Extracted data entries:

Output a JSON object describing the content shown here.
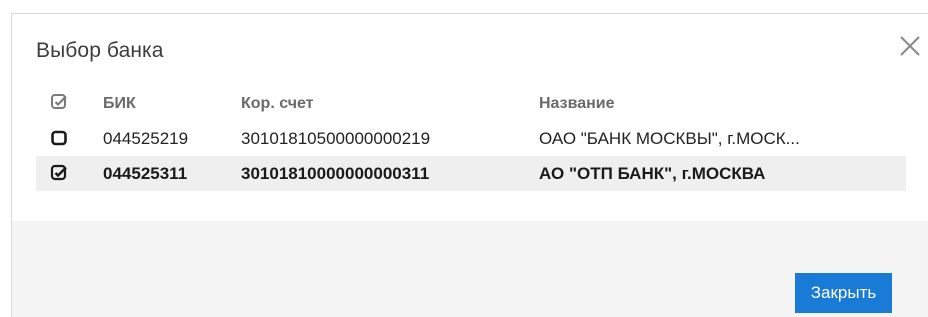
{
  "dialog": {
    "title": "Выбор банка",
    "close_icon": "close-icon"
  },
  "table": {
    "columns": {
      "select": "checkbox-icon",
      "bik": "БИК",
      "account": "Кор. счет",
      "name": "Название"
    },
    "rows": [
      {
        "checked": false,
        "bik": "044525219",
        "account": "30101810500000000219",
        "name": "ОАО \"БАНК МОСКВЫ\", г.МОСК..."
      },
      {
        "checked": true,
        "bik": "044525311",
        "account": "30101810000000000311",
        "name": "АО \"ОТП БАНК\", г.МОСКВА"
      }
    ]
  },
  "footer": {
    "close_label": "Закрыть"
  },
  "colors": {
    "accent": "#1a7bd6",
    "selected_row": "#efefef",
    "footer_bg": "#f4f4f4"
  }
}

Task brief →
Word for word, quote the full listing, omitting every picture.

Result for this task →
Output a JSON object describing the content shown here.
{
  "dialog": {
    "title": "Выбор банка",
    "close_icon": "close-icon"
  },
  "table": {
    "columns": {
      "select": "checkbox-icon",
      "bik": "БИК",
      "account": "Кор. счет",
      "name": "Название"
    },
    "rows": [
      {
        "checked": false,
        "bik": "044525219",
        "account": "30101810500000000219",
        "name": "ОАО \"БАНК МОСКВЫ\", г.МОСК..."
      },
      {
        "checked": true,
        "bik": "044525311",
        "account": "30101810000000000311",
        "name": "АО \"ОТП БАНК\", г.МОСКВА"
      }
    ]
  },
  "footer": {
    "close_label": "Закрыть"
  },
  "colors": {
    "accent": "#1a7bd6",
    "selected_row": "#efefef",
    "footer_bg": "#f4f4f4"
  }
}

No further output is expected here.